→ Task goal
Below are some entries. Copy each line that holds the string "物流管理".

→ The input
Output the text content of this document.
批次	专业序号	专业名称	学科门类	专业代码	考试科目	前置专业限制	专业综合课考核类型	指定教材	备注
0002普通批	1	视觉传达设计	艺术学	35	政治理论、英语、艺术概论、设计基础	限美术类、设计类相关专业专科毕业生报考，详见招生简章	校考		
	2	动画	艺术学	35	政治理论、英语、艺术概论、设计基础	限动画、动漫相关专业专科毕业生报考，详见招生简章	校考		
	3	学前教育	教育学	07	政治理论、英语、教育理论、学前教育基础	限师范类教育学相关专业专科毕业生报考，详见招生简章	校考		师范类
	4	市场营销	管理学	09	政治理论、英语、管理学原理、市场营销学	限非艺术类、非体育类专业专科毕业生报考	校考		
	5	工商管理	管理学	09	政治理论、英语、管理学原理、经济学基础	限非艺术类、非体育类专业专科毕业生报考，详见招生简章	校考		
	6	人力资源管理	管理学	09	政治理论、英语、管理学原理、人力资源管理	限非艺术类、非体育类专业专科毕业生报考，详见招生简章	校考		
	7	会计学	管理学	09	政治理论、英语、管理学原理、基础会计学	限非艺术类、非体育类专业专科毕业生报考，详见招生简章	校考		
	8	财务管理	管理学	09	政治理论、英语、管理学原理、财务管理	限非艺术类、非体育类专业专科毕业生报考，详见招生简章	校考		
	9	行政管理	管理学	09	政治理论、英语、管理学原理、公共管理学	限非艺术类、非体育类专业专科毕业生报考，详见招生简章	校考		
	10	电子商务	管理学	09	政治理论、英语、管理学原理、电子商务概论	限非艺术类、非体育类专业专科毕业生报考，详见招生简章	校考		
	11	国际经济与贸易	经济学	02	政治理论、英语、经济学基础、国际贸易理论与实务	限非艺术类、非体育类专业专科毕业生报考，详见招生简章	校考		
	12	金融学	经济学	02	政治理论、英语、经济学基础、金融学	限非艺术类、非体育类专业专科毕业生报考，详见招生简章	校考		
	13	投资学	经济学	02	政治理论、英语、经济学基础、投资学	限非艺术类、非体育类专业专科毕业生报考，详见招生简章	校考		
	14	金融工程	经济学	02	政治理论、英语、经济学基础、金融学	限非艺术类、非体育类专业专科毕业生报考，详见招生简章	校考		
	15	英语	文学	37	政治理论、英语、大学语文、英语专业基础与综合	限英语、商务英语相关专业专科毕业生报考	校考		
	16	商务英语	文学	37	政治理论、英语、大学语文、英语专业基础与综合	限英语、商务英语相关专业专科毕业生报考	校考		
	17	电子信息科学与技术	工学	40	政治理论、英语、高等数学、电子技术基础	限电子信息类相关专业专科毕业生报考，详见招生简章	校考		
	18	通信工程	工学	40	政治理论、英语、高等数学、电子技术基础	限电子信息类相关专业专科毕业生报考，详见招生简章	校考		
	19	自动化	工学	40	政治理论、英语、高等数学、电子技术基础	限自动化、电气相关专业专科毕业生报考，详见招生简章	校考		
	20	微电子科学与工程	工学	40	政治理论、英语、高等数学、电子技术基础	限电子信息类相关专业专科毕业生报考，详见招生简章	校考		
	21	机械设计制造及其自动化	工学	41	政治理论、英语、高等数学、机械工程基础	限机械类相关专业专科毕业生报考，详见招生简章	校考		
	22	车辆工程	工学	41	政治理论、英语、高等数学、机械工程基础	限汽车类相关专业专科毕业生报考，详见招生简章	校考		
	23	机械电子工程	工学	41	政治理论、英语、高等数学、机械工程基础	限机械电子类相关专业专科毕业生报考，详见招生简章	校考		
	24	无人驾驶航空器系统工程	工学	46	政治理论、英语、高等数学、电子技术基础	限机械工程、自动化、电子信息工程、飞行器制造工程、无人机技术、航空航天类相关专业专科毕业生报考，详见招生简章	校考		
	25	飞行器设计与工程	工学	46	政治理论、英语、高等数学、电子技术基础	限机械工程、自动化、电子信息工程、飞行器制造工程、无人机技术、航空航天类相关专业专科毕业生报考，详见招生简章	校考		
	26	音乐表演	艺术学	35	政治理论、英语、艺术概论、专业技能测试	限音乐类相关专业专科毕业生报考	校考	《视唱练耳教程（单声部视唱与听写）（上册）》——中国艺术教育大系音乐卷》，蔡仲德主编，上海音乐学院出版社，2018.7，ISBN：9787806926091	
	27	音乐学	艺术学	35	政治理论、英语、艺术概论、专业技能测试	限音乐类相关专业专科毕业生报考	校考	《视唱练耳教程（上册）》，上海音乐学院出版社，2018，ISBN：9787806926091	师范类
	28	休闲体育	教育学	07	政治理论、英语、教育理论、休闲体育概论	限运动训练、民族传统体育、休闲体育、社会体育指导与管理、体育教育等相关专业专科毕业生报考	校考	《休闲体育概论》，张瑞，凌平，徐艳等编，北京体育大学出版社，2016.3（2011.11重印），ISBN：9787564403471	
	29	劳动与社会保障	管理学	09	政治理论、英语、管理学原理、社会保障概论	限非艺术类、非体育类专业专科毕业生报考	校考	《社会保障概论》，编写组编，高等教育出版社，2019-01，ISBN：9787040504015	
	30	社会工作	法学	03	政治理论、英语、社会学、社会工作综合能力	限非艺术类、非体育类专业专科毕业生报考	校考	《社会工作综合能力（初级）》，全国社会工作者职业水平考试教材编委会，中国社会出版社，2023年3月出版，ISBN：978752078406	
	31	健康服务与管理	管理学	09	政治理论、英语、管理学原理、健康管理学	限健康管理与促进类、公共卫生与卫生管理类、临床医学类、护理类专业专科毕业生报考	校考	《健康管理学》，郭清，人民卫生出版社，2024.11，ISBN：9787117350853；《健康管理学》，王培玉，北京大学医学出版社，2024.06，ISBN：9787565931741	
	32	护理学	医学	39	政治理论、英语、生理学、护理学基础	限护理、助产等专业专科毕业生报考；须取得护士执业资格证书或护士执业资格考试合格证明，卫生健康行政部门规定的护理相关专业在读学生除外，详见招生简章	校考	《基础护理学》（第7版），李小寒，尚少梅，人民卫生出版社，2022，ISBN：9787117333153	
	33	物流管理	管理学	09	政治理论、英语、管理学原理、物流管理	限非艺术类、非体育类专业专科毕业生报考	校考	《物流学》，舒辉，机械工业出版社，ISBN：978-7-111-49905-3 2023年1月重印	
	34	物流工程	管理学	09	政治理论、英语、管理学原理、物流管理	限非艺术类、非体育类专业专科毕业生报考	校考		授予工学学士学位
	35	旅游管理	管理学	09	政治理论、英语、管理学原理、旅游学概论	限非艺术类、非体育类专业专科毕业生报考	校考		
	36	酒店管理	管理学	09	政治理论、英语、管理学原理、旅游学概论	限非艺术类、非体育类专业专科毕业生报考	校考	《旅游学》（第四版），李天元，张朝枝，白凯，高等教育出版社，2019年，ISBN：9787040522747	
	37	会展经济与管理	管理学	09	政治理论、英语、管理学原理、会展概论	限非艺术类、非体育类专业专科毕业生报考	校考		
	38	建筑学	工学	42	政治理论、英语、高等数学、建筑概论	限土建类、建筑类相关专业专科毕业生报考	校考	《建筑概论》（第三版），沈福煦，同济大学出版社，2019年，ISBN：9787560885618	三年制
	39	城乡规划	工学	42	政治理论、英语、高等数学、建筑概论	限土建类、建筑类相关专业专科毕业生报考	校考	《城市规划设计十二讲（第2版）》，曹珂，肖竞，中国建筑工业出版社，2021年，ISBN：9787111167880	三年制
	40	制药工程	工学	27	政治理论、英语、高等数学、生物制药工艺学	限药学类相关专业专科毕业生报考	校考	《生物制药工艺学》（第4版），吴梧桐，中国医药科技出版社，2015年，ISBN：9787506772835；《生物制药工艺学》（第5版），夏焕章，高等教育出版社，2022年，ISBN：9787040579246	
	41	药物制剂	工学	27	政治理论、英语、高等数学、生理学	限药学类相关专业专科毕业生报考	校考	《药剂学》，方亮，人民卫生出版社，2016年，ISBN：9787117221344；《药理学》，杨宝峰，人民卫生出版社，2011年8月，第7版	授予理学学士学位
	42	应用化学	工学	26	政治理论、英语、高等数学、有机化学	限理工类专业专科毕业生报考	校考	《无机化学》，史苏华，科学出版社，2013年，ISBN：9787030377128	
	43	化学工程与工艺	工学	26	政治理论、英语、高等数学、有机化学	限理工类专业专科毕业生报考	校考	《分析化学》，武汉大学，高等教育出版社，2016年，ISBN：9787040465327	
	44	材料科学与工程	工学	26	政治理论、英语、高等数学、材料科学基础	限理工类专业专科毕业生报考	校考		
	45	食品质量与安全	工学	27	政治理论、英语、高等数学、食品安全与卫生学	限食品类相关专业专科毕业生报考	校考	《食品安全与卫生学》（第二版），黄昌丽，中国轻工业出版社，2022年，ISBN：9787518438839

...

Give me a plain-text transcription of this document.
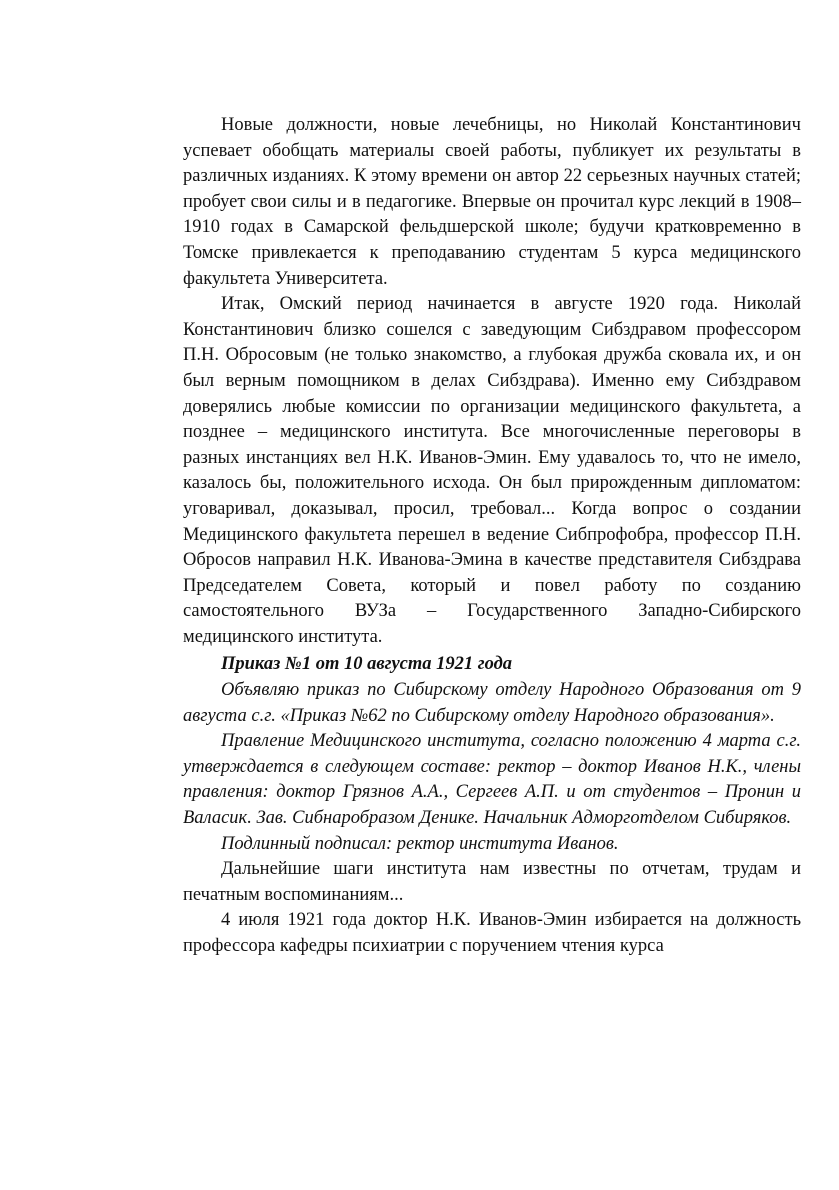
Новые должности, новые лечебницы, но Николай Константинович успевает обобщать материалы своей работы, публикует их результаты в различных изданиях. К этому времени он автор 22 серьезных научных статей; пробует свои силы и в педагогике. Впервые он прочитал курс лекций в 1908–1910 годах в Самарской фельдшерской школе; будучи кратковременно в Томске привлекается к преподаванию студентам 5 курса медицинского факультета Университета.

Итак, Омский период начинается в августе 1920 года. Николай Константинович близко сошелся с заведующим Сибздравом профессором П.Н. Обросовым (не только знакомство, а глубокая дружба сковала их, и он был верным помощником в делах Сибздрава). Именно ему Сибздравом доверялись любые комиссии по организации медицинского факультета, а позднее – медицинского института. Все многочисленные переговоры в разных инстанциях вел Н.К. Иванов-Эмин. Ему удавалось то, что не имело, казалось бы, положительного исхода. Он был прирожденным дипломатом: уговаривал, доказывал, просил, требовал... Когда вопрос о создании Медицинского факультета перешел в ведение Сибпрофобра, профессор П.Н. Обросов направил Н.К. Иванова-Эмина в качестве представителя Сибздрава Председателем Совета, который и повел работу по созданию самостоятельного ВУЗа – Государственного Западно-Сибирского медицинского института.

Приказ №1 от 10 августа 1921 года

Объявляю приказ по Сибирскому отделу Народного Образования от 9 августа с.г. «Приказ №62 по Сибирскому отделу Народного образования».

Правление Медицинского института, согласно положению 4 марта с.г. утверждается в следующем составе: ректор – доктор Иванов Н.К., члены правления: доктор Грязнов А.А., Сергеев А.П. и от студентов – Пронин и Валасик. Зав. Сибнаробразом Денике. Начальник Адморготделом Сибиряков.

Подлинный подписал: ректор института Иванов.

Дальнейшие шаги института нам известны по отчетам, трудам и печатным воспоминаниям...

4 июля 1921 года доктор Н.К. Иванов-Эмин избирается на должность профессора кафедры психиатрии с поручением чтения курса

==

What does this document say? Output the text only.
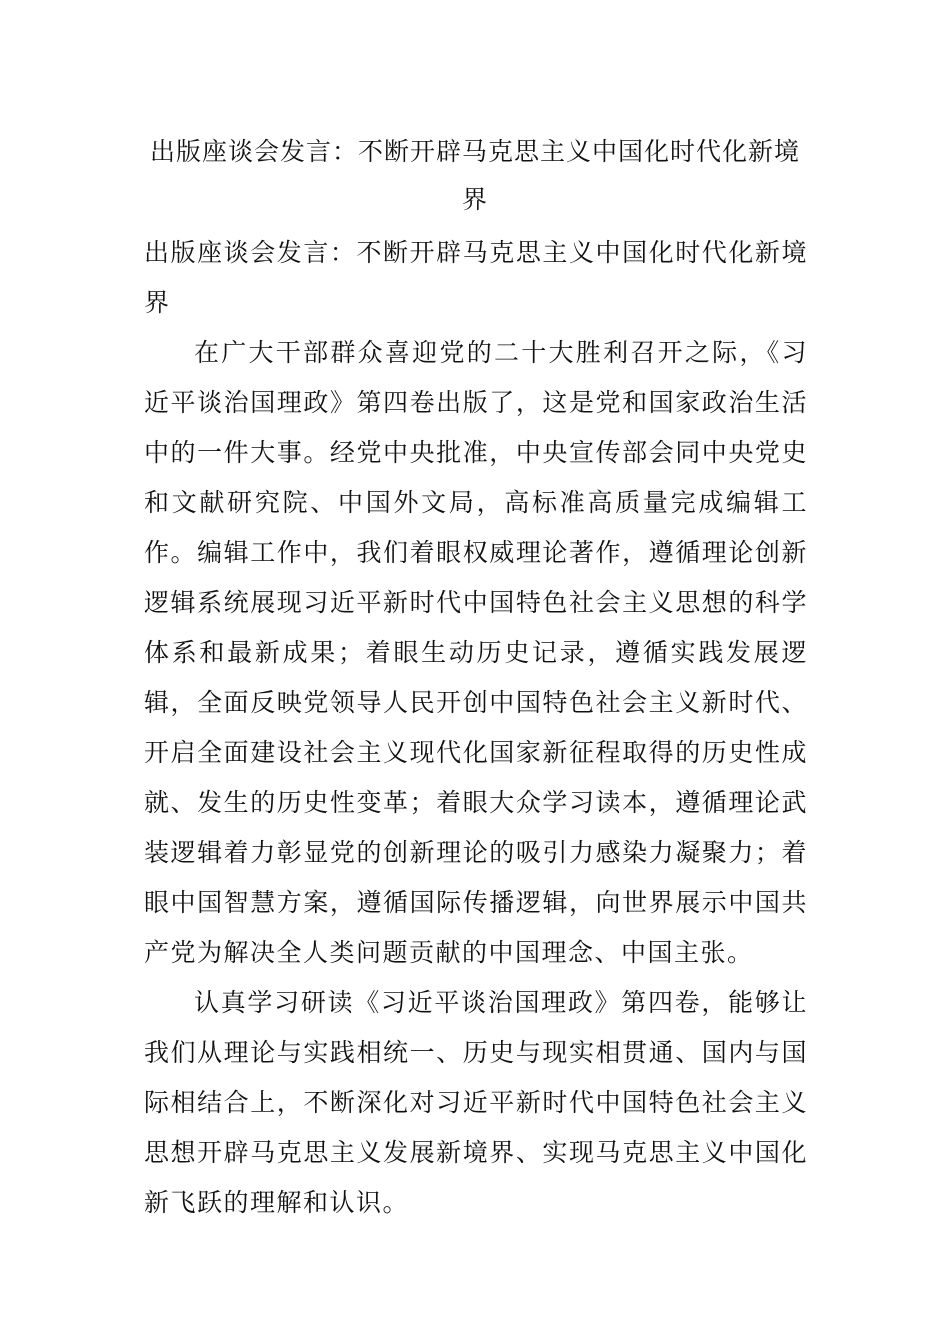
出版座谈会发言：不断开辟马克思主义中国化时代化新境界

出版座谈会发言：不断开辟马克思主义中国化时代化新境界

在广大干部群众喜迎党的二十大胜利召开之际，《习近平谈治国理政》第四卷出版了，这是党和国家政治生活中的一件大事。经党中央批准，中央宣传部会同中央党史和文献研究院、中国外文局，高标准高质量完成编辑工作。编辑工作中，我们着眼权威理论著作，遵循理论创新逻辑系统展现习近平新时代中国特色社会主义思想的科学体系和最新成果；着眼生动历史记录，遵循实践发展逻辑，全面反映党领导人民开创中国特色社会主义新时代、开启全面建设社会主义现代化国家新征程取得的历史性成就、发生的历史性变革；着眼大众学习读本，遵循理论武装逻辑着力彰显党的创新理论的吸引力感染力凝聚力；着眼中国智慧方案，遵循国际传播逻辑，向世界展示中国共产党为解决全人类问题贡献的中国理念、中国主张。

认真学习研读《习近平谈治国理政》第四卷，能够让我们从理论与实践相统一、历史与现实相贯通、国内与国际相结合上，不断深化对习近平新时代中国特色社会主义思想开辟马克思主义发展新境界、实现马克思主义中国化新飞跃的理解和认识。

→ Result of this exercise
	33	物流管理	管理学	09	政治理论、英语、管理学原理、物流管理	限非艺术类、非体育类专业专科毕业生报考	校考	《物流学》，舒辉，机械工业出版社，ISBN：978-7-111-49905-3 2023年1月重印	
	34	物流工程	管理学	09	政治理论、英语、管理学原理、物流管理	限非艺术类、非体育类专业专科毕业生报考	校考		授予工学学士学位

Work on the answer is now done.